● **Required task**: Return all lines with the word "screenshot" in them.

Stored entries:
****************************************

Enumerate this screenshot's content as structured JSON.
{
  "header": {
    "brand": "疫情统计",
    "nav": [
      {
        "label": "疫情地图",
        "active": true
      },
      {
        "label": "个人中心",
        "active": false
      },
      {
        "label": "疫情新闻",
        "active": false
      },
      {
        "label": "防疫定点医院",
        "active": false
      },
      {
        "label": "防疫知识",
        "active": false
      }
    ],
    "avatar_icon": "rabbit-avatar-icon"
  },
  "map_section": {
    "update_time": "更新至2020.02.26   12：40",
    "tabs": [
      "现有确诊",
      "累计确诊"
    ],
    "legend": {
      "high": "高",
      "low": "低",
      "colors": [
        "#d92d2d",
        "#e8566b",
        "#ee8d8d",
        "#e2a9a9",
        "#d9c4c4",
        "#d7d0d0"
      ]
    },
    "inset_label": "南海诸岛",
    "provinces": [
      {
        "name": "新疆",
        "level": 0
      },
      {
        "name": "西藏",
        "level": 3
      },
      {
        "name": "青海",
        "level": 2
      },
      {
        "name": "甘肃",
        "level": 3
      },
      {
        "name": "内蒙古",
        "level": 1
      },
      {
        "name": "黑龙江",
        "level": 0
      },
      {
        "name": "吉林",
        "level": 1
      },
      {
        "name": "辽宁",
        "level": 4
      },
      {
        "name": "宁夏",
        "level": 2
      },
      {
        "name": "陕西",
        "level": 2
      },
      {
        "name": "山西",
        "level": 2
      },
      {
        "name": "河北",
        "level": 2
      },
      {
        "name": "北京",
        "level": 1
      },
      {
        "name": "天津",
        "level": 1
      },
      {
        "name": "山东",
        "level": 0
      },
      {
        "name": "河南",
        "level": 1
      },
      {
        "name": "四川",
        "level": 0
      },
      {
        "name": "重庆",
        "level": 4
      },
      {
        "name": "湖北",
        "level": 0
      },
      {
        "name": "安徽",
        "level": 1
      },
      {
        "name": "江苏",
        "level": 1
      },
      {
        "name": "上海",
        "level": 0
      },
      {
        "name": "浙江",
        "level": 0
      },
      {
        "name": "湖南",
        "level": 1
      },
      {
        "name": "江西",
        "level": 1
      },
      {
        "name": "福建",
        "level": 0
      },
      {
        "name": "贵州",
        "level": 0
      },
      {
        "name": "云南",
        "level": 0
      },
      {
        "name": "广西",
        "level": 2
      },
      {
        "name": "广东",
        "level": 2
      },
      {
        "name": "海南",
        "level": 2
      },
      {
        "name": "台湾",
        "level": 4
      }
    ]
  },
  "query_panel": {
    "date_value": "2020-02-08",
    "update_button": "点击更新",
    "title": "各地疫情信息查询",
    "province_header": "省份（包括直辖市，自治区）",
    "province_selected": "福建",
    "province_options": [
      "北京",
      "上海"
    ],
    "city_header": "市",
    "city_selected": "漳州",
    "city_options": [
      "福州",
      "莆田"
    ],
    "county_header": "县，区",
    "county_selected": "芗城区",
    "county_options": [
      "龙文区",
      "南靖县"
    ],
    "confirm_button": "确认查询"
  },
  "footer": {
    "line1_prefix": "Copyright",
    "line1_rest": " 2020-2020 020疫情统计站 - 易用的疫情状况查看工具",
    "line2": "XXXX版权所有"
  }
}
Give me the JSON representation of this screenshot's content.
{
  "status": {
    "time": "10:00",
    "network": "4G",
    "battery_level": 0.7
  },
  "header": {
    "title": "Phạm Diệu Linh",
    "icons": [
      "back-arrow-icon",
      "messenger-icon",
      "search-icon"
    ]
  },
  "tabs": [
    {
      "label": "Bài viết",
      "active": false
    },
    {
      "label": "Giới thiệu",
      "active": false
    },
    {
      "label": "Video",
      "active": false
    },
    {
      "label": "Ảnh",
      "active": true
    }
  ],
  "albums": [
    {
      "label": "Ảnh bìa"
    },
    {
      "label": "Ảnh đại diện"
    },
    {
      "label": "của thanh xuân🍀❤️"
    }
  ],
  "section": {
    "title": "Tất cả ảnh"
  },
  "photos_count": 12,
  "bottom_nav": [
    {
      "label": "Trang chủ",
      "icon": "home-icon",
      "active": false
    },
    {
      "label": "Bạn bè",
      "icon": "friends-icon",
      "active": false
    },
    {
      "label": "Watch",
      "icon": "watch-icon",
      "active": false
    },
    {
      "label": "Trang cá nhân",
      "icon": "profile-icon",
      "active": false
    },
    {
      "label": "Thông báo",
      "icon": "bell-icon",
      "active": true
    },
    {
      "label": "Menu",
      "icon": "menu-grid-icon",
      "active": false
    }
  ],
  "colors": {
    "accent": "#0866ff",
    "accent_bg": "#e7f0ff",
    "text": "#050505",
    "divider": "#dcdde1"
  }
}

****************************************

● **Solution**:
Enumerate this screenshot's content as structured JSON.
Give me the JSON representation of this screenshot's content.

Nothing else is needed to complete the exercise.